Dataset listings of figures:
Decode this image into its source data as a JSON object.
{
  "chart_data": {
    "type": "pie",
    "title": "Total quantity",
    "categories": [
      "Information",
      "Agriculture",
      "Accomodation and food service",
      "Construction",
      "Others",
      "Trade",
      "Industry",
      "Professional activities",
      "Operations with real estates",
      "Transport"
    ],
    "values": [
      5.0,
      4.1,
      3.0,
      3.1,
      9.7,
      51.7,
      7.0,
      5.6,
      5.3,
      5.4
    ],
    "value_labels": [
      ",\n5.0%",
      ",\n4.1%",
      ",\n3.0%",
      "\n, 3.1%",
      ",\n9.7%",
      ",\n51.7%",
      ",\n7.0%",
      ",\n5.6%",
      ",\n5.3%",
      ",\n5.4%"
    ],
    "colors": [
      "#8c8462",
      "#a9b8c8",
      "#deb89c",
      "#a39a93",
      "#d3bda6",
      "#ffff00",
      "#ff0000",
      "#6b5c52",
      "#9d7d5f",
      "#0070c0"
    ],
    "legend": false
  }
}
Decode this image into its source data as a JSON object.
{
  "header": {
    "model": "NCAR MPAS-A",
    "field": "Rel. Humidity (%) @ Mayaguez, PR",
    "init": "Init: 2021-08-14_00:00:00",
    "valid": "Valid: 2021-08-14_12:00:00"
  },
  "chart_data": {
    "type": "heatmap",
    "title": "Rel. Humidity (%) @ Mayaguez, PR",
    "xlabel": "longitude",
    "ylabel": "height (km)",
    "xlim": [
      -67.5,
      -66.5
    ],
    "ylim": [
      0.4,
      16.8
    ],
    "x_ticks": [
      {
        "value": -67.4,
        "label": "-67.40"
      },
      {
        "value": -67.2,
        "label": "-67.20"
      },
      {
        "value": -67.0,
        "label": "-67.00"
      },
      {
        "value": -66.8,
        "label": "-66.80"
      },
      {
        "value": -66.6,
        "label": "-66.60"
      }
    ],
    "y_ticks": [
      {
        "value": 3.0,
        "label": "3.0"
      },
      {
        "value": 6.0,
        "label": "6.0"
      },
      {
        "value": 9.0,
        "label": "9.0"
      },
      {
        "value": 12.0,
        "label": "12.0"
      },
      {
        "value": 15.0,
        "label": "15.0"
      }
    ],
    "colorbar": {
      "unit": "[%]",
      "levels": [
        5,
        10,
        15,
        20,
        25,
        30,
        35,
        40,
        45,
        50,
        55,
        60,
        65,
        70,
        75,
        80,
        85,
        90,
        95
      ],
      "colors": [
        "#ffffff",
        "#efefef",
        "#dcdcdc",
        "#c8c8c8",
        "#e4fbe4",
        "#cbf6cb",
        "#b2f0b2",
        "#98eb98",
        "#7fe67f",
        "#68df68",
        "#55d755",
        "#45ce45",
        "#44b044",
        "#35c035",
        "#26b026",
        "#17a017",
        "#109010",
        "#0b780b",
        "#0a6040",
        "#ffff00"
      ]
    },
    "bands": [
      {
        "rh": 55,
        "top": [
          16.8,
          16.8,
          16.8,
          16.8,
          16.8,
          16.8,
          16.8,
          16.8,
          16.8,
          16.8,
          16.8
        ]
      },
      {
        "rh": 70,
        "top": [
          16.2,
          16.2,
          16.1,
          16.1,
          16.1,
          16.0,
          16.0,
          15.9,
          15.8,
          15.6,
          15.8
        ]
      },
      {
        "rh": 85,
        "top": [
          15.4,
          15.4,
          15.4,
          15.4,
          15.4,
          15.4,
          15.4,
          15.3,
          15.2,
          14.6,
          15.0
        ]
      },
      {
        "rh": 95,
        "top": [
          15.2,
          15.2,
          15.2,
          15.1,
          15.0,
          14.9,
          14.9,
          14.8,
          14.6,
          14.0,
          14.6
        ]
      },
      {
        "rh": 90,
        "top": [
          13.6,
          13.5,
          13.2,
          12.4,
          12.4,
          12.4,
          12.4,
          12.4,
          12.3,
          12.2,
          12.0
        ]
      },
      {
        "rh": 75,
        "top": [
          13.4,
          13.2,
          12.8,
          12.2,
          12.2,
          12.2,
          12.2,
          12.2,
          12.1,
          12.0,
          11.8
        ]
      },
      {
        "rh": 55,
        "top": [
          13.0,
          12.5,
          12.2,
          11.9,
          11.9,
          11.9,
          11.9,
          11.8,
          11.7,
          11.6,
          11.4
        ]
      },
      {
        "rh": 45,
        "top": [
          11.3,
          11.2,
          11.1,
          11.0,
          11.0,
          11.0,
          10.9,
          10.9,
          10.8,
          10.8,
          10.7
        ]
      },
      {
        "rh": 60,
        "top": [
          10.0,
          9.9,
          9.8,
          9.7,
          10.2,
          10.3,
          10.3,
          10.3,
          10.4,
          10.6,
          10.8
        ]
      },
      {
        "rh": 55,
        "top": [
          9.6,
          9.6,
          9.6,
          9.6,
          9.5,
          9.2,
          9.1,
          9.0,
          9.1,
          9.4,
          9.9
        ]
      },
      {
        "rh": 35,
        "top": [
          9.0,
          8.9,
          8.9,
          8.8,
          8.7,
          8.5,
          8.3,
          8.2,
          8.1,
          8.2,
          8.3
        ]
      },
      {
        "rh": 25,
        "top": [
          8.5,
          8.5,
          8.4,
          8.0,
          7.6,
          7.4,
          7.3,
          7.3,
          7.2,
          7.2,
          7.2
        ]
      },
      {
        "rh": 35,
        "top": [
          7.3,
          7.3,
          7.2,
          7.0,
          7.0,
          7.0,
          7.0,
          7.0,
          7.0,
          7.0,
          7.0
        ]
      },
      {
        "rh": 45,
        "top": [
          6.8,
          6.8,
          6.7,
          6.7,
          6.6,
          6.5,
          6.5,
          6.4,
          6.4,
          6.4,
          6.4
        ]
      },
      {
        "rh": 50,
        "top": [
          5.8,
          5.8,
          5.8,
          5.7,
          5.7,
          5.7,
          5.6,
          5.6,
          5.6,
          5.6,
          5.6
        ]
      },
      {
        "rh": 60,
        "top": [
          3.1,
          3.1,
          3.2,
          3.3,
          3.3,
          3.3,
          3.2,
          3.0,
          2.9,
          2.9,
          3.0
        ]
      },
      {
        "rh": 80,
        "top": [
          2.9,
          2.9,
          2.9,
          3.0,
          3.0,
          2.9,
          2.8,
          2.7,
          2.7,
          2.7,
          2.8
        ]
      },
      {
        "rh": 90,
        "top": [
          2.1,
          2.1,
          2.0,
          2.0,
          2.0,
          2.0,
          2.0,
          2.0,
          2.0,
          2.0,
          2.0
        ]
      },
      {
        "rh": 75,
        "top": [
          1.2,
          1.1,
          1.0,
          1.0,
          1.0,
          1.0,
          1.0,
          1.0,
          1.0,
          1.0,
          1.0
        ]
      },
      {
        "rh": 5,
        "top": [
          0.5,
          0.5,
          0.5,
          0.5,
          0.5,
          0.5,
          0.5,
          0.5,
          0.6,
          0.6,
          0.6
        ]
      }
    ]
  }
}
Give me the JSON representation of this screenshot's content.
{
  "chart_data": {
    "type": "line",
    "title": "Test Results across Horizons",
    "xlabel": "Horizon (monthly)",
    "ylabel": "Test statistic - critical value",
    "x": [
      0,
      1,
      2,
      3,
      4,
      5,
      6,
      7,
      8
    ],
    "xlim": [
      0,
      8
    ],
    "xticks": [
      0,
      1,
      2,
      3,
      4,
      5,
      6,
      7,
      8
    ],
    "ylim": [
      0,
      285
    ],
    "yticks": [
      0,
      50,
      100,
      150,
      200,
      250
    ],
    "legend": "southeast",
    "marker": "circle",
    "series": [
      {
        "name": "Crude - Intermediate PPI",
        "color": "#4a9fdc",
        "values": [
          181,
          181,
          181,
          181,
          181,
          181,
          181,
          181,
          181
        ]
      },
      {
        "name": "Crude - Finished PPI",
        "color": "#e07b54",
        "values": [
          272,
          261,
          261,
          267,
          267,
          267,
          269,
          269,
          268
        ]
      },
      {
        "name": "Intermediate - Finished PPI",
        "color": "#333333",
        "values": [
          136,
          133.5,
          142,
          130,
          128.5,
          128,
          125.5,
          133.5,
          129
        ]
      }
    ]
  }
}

→ **Job**
Read the entries and pick out all lines that include the word "Test".

→ **Solution for this task**
    "title": "Test Results across Horizons",
    "ylabel": "Test statistic - critical value",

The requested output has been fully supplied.